## [JOB]
Search the records for the word "Velocity" and report each line that has it.

## [SUPPLIED INFORMATION]
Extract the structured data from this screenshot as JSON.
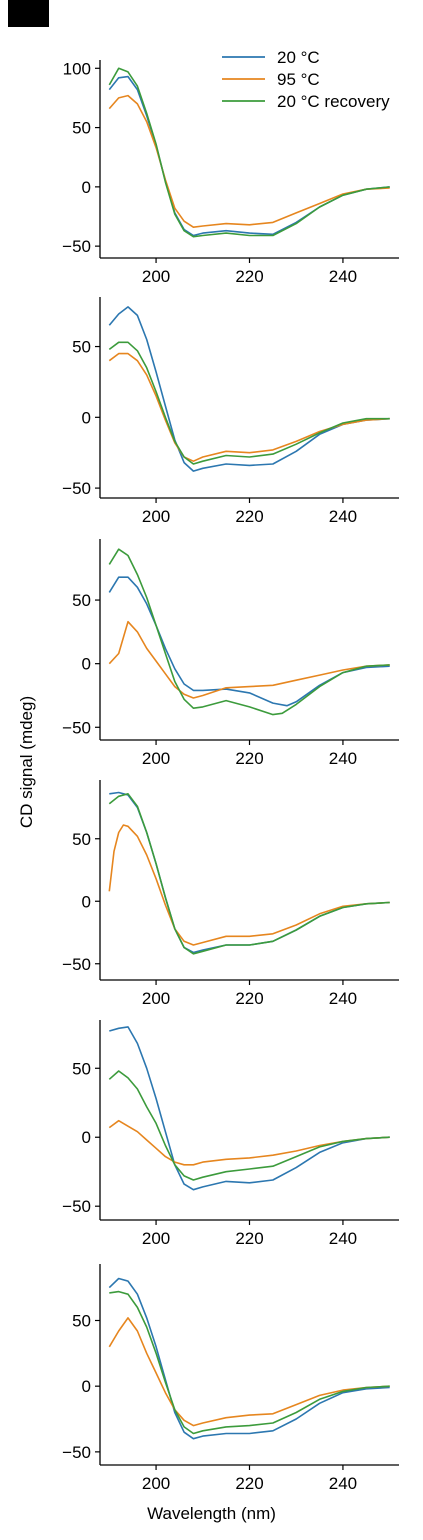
{
  "figure": {
    "panel_label": "",
    "ylabel": "CD signal (mdeg)",
    "xlabel": "Wavelength (nm)"
  },
  "legend": {
    "placement": "top-right",
    "entries": [
      {
        "label": "20 °C",
        "color": "#2c77b0"
      },
      {
        "label": "95 °C",
        "color": "#e6861f"
      },
      {
        "label": "20 °C recovery",
        "color": "#3c9b3c"
      }
    ]
  },
  "chart_data": [
    {
      "type": "line",
      "xlim": [
        188,
        252
      ],
      "ylim": [
        -60,
        107
      ],
      "xticks": [
        200,
        220,
        240
      ],
      "yticks": [
        -50,
        0,
        50,
        100
      ],
      "series": [
        {
          "name": "20 °C",
          "color": "#2c77b0",
          "x": [
            190,
            192,
            194,
            196,
            198,
            200,
            202,
            204,
            206,
            208,
            210,
            215,
            220,
            225,
            230,
            235,
            240,
            245,
            250
          ],
          "y": [
            82,
            92,
            93,
            82,
            60,
            35,
            5,
            -22,
            -36,
            -41,
            -39,
            -37,
            -39,
            -40,
            -30,
            -17,
            -7,
            -2,
            0
          ]
        },
        {
          "name": "95 °C",
          "color": "#e6861f",
          "x": [
            190,
            192,
            194,
            196,
            198,
            200,
            202,
            204,
            206,
            208,
            210,
            215,
            220,
            225,
            230,
            235,
            240,
            245,
            250
          ],
          "y": [
            66,
            75,
            77,
            70,
            55,
            33,
            6,
            -18,
            -29,
            -34,
            -33,
            -31,
            -32,
            -30,
            -22,
            -14,
            -6,
            -2,
            -1
          ]
        },
        {
          "name": "20 °C recovery",
          "color": "#3c9b3c",
          "x": [
            190,
            192,
            194,
            196,
            198,
            200,
            202,
            204,
            206,
            208,
            210,
            215,
            220,
            225,
            230,
            235,
            240,
            245,
            250
          ],
          "y": [
            86,
            100,
            97,
            85,
            62,
            36,
            4,
            -23,
            -37,
            -42,
            -41,
            -39,
            -41,
            -41,
            -31,
            -17,
            -7,
            -2,
            0
          ]
        }
      ]
    },
    {
      "type": "line",
      "xlim": [
        188,
        252
      ],
      "ylim": [
        -57,
        85
      ],
      "xticks": [
        200,
        220,
        240
      ],
      "yticks": [
        -50,
        0,
        50
      ],
      "series": [
        {
          "name": "20 °C",
          "color": "#2c77b0",
          "x": [
            190,
            192,
            194,
            196,
            198,
            200,
            202,
            204,
            206,
            208,
            210,
            215,
            220,
            225,
            230,
            235,
            240,
            245,
            250
          ],
          "y": [
            65,
            73,
            78,
            72,
            55,
            32,
            8,
            -16,
            -32,
            -38,
            -36,
            -33,
            -34,
            -33,
            -24,
            -12,
            -5,
            -2,
            -1
          ]
        },
        {
          "name": "95 °C",
          "color": "#e6861f",
          "x": [
            190,
            192,
            194,
            196,
            198,
            200,
            202,
            204,
            206,
            208,
            210,
            215,
            220,
            225,
            230,
            235,
            240,
            245,
            250
          ],
          "y": [
            40,
            45,
            45,
            40,
            30,
            15,
            -2,
            -18,
            -28,
            -31,
            -28,
            -24,
            -25,
            -23,
            -17,
            -10,
            -5,
            -2,
            -1
          ]
        },
        {
          "name": "20 °C recovery",
          "color": "#3c9b3c",
          "x": [
            190,
            192,
            194,
            196,
            198,
            200,
            202,
            204,
            206,
            208,
            210,
            215,
            220,
            225,
            230,
            235,
            240,
            245,
            250
          ],
          "y": [
            48,
            53,
            53,
            47,
            35,
            18,
            0,
            -17,
            -28,
            -33,
            -31,
            -27,
            -28,
            -26,
            -19,
            -11,
            -4,
            -1,
            -1
          ]
        }
      ]
    },
    {
      "type": "line",
      "xlim": [
        188,
        252
      ],
      "ylim": [
        -60,
        98
      ],
      "xticks": [
        200,
        220,
        240
      ],
      "yticks": [
        -50,
        0,
        50
      ],
      "series": [
        {
          "name": "20 °C",
          "color": "#2c77b0",
          "x": [
            190,
            192,
            194,
            196,
            198,
            200,
            202,
            204,
            206,
            208,
            210,
            215,
            220,
            225,
            228,
            230,
            235,
            240,
            245,
            250
          ],
          "y": [
            56,
            68,
            68,
            60,
            47,
            30,
            12,
            -4,
            -16,
            -21,
            -21,
            -20,
            -23,
            -31,
            -33,
            -30,
            -17,
            -7,
            -3,
            -2
          ]
        },
        {
          "name": "95 °C",
          "color": "#e6861f",
          "x": [
            190,
            192,
            194,
            196,
            198,
            200,
            202,
            204,
            206,
            208,
            210,
            215,
            220,
            225,
            230,
            235,
            240,
            245,
            250
          ],
          "y": [
            0,
            8,
            33,
            25,
            12,
            2,
            -8,
            -18,
            -24,
            -27,
            -25,
            -19,
            -18,
            -17,
            -13,
            -9,
            -5,
            -2,
            -1
          ]
        },
        {
          "name": "20 °C recovery",
          "color": "#3c9b3c",
          "x": [
            190,
            192,
            194,
            196,
            198,
            200,
            202,
            204,
            206,
            208,
            210,
            215,
            220,
            225,
            227,
            230,
            235,
            240,
            245,
            250
          ],
          "y": [
            78,
            90,
            85,
            70,
            52,
            30,
            8,
            -14,
            -28,
            -35,
            -34,
            -29,
            -34,
            -40,
            -39,
            -32,
            -18,
            -7,
            -2,
            -1
          ]
        }
      ]
    },
    {
      "type": "line",
      "xlim": [
        188,
        252
      ],
      "ylim": [
        -63,
        97
      ],
      "xticks": [
        200,
        220,
        240
      ],
      "yticks": [
        -50,
        0,
        50
      ],
      "series": [
        {
          "name": "20 °C",
          "color": "#2c77b0",
          "x": [
            190,
            192,
            194,
            196,
            198,
            200,
            202,
            204,
            206,
            208,
            210,
            215,
            220,
            225,
            230,
            235,
            240,
            245,
            250
          ],
          "y": [
            86,
            87,
            85,
            75,
            55,
            30,
            3,
            -22,
            -37,
            -41,
            -39,
            -35,
            -35,
            -32,
            -23,
            -12,
            -5,
            -2,
            -1
          ]
        },
        {
          "name": "95 °C",
          "color": "#e6861f",
          "x": [
            190,
            191,
            192,
            193,
            194,
            196,
            198,
            200,
            202,
            204,
            206,
            208,
            210,
            215,
            220,
            225,
            230,
            235,
            240,
            245,
            250
          ],
          "y": [
            8,
            40,
            55,
            61,
            60,
            52,
            37,
            18,
            -3,
            -22,
            -32,
            -35,
            -33,
            -28,
            -28,
            -26,
            -19,
            -10,
            -4,
            -2,
            -1
          ]
        },
        {
          "name": "20 °C recovery",
          "color": "#3c9b3c",
          "x": [
            190,
            192,
            194,
            196,
            198,
            200,
            202,
            204,
            206,
            208,
            210,
            215,
            220,
            225,
            230,
            235,
            240,
            245,
            250
          ],
          "y": [
            78,
            84,
            86,
            76,
            55,
            30,
            3,
            -22,
            -37,
            -42,
            -40,
            -35,
            -35,
            -32,
            -23,
            -12,
            -5,
            -2,
            -1
          ]
        }
      ]
    },
    {
      "type": "line",
      "xlim": [
        188,
        252
      ],
      "ylim": [
        -60,
        85
      ],
      "xticks": [
        200,
        220,
        240
      ],
      "yticks": [
        -50,
        0,
        50
      ],
      "series": [
        {
          "name": "20 °C",
          "color": "#2c77b0",
          "x": [
            190,
            192,
            194,
            196,
            198,
            200,
            202,
            204,
            206,
            208,
            210,
            215,
            220,
            225,
            230,
            235,
            240,
            245,
            250
          ],
          "y": [
            77,
            79,
            80,
            68,
            50,
            28,
            4,
            -20,
            -34,
            -38,
            -36,
            -32,
            -33,
            -31,
            -22,
            -11,
            -4,
            -1,
            0
          ]
        },
        {
          "name": "95 °C",
          "color": "#e6861f",
          "x": [
            190,
            192,
            194,
            196,
            198,
            200,
            202,
            204,
            206,
            208,
            210,
            215,
            220,
            225,
            230,
            235,
            240,
            245,
            250
          ],
          "y": [
            7,
            12,
            8,
            4,
            -2,
            -8,
            -14,
            -18,
            -20,
            -20,
            -18,
            -16,
            -15,
            -13,
            -10,
            -6,
            -3,
            -1,
            0
          ]
        },
        {
          "name": "20 °C recovery",
          "color": "#3c9b3c",
          "x": [
            190,
            192,
            194,
            196,
            198,
            200,
            202,
            204,
            206,
            208,
            210,
            215,
            220,
            225,
            230,
            235,
            240,
            245,
            250
          ],
          "y": [
            42,
            48,
            43,
            35,
            22,
            10,
            -6,
            -20,
            -28,
            -31,
            -29,
            -25,
            -23,
            -21,
            -14,
            -7,
            -3,
            -1,
            0
          ]
        }
      ]
    },
    {
      "type": "line",
      "xlim": [
        188,
        252
      ],
      "ylim": [
        -60,
        93
      ],
      "xticks": [
        200,
        220,
        240
      ],
      "yticks": [
        -50,
        0,
        50
      ],
      "series": [
        {
          "name": "20 °C",
          "color": "#2c77b0",
          "x": [
            190,
            192,
            194,
            196,
            198,
            200,
            202,
            204,
            206,
            208,
            210,
            215,
            220,
            225,
            230,
            235,
            240,
            245,
            250
          ],
          "y": [
            75,
            82,
            80,
            70,
            52,
            30,
            5,
            -20,
            -35,
            -40,
            -38,
            -36,
            -36,
            -34,
            -25,
            -13,
            -5,
            -2,
            -1
          ]
        },
        {
          "name": "95 °C",
          "color": "#e6861f",
          "x": [
            190,
            192,
            194,
            196,
            198,
            200,
            202,
            204,
            206,
            208,
            210,
            215,
            220,
            225,
            230,
            235,
            240,
            245,
            250
          ],
          "y": [
            30,
            42,
            52,
            42,
            25,
            10,
            -5,
            -18,
            -26,
            -30,
            -28,
            -24,
            -22,
            -21,
            -14,
            -7,
            -3,
            -1,
            0
          ]
        },
        {
          "name": "20 °C recovery",
          "color": "#3c9b3c",
          "x": [
            190,
            192,
            194,
            196,
            198,
            200,
            202,
            204,
            206,
            208,
            210,
            215,
            220,
            225,
            230,
            235,
            240,
            245,
            250
          ],
          "y": [
            71,
            72,
            70,
            60,
            45,
            25,
            3,
            -18,
            -31,
            -36,
            -34,
            -31,
            -30,
            -28,
            -20,
            -10,
            -4,
            -1,
            0
          ]
        }
      ]
    }
  ]
}
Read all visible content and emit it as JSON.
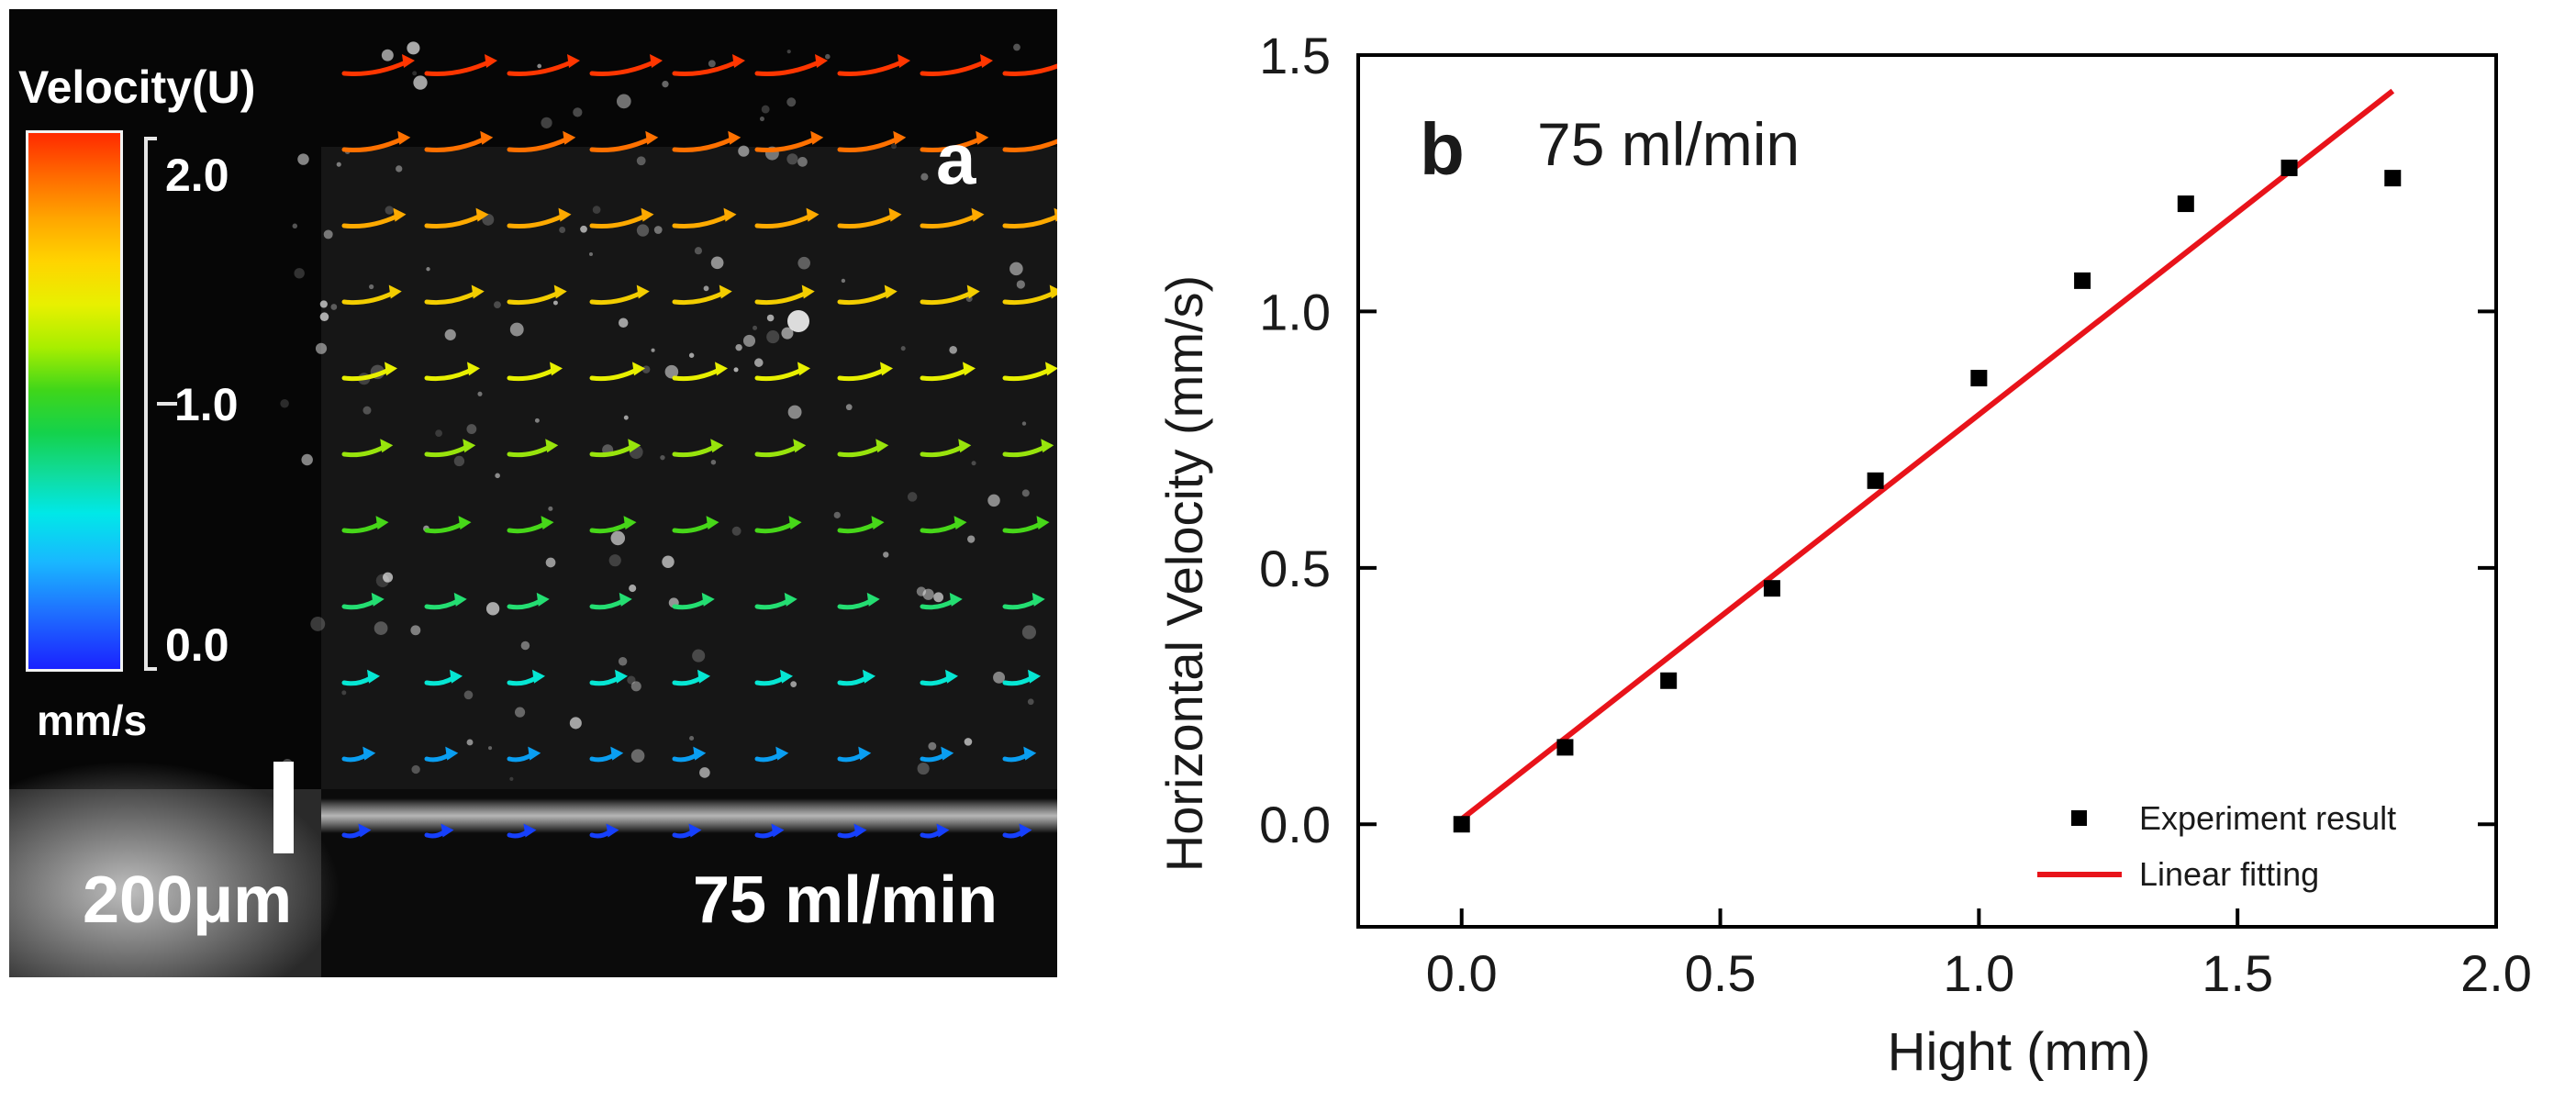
{
  "panel_a": {
    "panel_letter": "a",
    "colorbar_title": "Velocity(U)",
    "colorbar_ticks": [
      "2.0",
      "1.0",
      "0.0"
    ],
    "colorbar_unit": "mm/s",
    "scale_bar_label": "200μm",
    "flow_rate_label": "75 ml/min",
    "colorbar_colors": [
      "#ff2a00",
      "#ffa600",
      "#e8f000",
      "#3fd61a",
      "#00e8e8",
      "#1a22ff"
    ]
  },
  "chart_data": {
    "type": "scatter",
    "panel_letter": "b",
    "annotation": "75 ml/min",
    "xlabel": "Hight (mm)",
    "ylabel": "Horizontal Velocity (mm/s)",
    "xlim": [
      -0.2,
      2.0
    ],
    "ylim": [
      -0.2,
      1.5
    ],
    "xticks": [
      0.0,
      0.5,
      1.0,
      1.5,
      2.0
    ],
    "xtick_labels": [
      "0.0",
      "0.5",
      "1.0",
      "1.5",
      "2.0"
    ],
    "yticks": [
      0.0,
      0.5,
      1.0,
      1.5
    ],
    "ytick_labels": [
      "0.0",
      "0.5",
      "1.0",
      "1.5"
    ],
    "series": [
      {
        "name": "Experiment result",
        "kind": "scatter",
        "color": "#000000",
        "x": [
          0.0,
          0.2,
          0.4,
          0.6,
          0.8,
          1.0,
          1.2,
          1.4,
          1.6,
          1.8
        ],
        "y": [
          0.0,
          0.15,
          0.28,
          0.46,
          0.67,
          0.87,
          1.06,
          1.21,
          1.28,
          1.26
        ]
      },
      {
        "name": "Linear fitting",
        "kind": "line",
        "color": "#e8131a",
        "x": [
          0.0,
          1.8
        ],
        "y": [
          0.01,
          1.43
        ]
      }
    ],
    "legend_position": "bottom-right"
  }
}
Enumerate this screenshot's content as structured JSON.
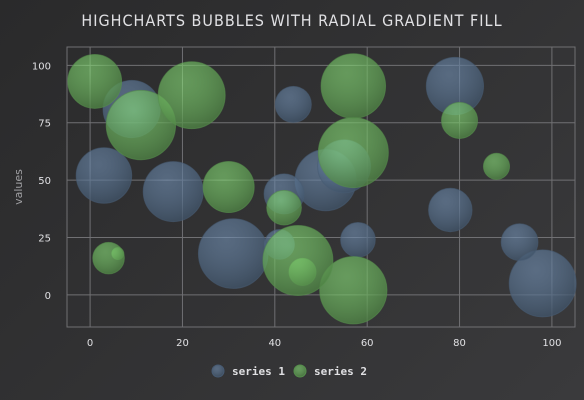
{
  "chart_data": {
    "type": "bubble",
    "title": "HIGHCHARTS BUBBLES WITH RADIAL GRADIENT FILL",
    "xlabel": "",
    "ylabel": "values",
    "xlim": [
      -5,
      105
    ],
    "ylim": [
      -14,
      108
    ],
    "xticks": [
      0,
      20,
      40,
      60,
      80,
      100
    ],
    "yticks": [
      0,
      25,
      50,
      75,
      100
    ],
    "grid": true,
    "legend_position": "bottom-center",
    "series": [
      {
        "name": "series 1",
        "color": "#7798BF",
        "points": [
          {
            "x": 9,
            "y": 81,
            "z": 63
          },
          {
            "x": 98,
            "y": 5,
            "z": 89
          },
          {
            "x": 51,
            "y": 50,
            "z": 73
          },
          {
            "x": 41,
            "y": 22,
            "z": 14
          },
          {
            "x": 58,
            "y": 24,
            "z": 20
          },
          {
            "x": 78,
            "y": 37,
            "z": 34
          },
          {
            "x": 55,
            "y": 56,
            "z": 53
          },
          {
            "x": 18,
            "y": 45,
            "z": 70
          },
          {
            "x": 42,
            "y": 44,
            "z": 28
          },
          {
            "x": 3,
            "y": 52,
            "z": 59
          },
          {
            "x": 31,
            "y": 18,
            "z": 97
          },
          {
            "x": 79,
            "y": 91,
            "z": 63
          },
          {
            "x": 93,
            "y": 23,
            "z": 23
          },
          {
            "x": 44,
            "y": 83,
            "z": 22
          }
        ]
      },
      {
        "name": "series 2",
        "color": "#90ee7e",
        "points": [
          {
            "x": 42,
            "y": 38,
            "z": 20
          },
          {
            "x": 6,
            "y": 18,
            "z": 1
          },
          {
            "x": 1,
            "y": 93,
            "z": 55
          },
          {
            "x": 57,
            "y": 2,
            "z": 90
          },
          {
            "x": 80,
            "y": 76,
            "z": 22
          },
          {
            "x": 11,
            "y": 74,
            "z": 96
          },
          {
            "x": 88,
            "y": 56,
            "z": 10
          },
          {
            "x": 30,
            "y": 47,
            "z": 49
          },
          {
            "x": 57,
            "y": 62,
            "z": 98
          },
          {
            "x": 4,
            "y": 16,
            "z": 16
          },
          {
            "x": 46,
            "y": 10,
            "z": 11
          },
          {
            "x": 22,
            "y": 87,
            "z": 89
          },
          {
            "x": 57,
            "y": 91,
            "z": 82
          },
          {
            "x": 45,
            "y": 15,
            "z": 98
          }
        ]
      }
    ]
  }
}
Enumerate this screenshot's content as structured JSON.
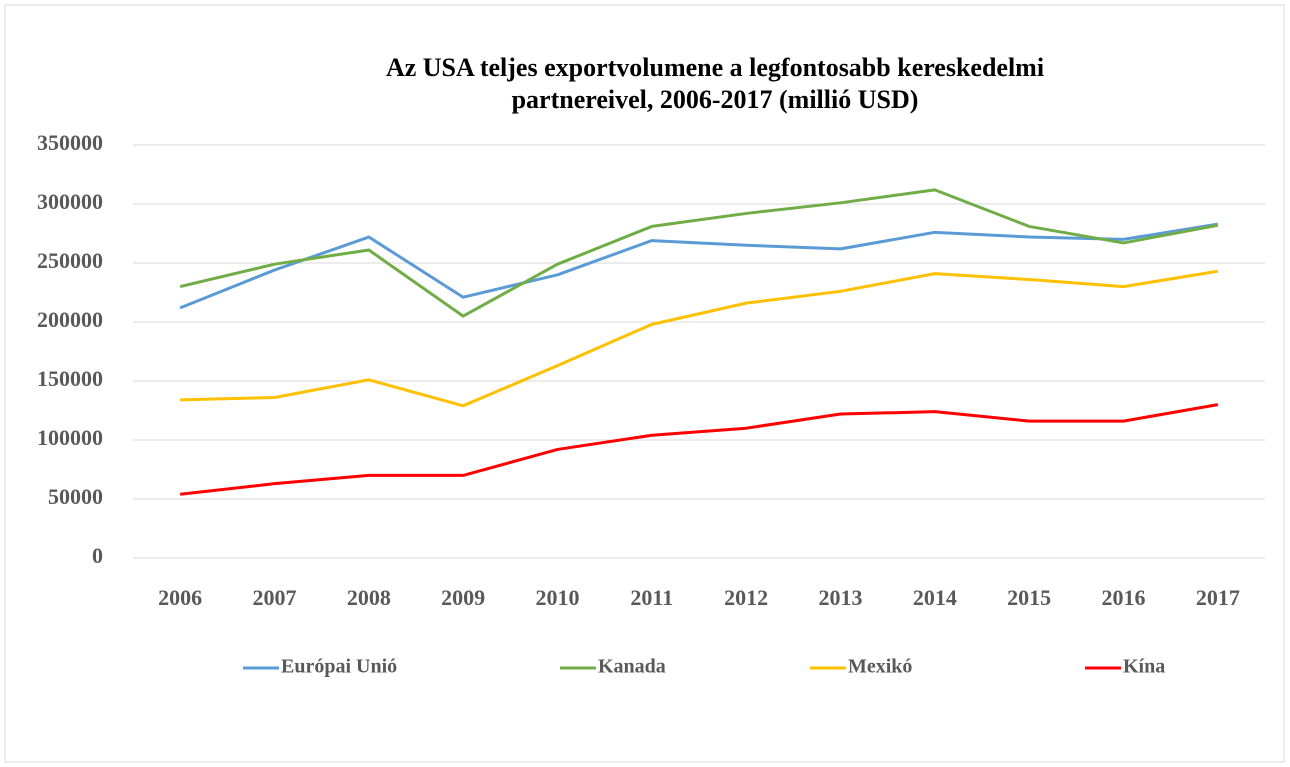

## [EXERCISE ANSWER]
    "colorbar_title": "Velocity(U)",
    "ylabel": "Horizontal Velocity (mm/s)",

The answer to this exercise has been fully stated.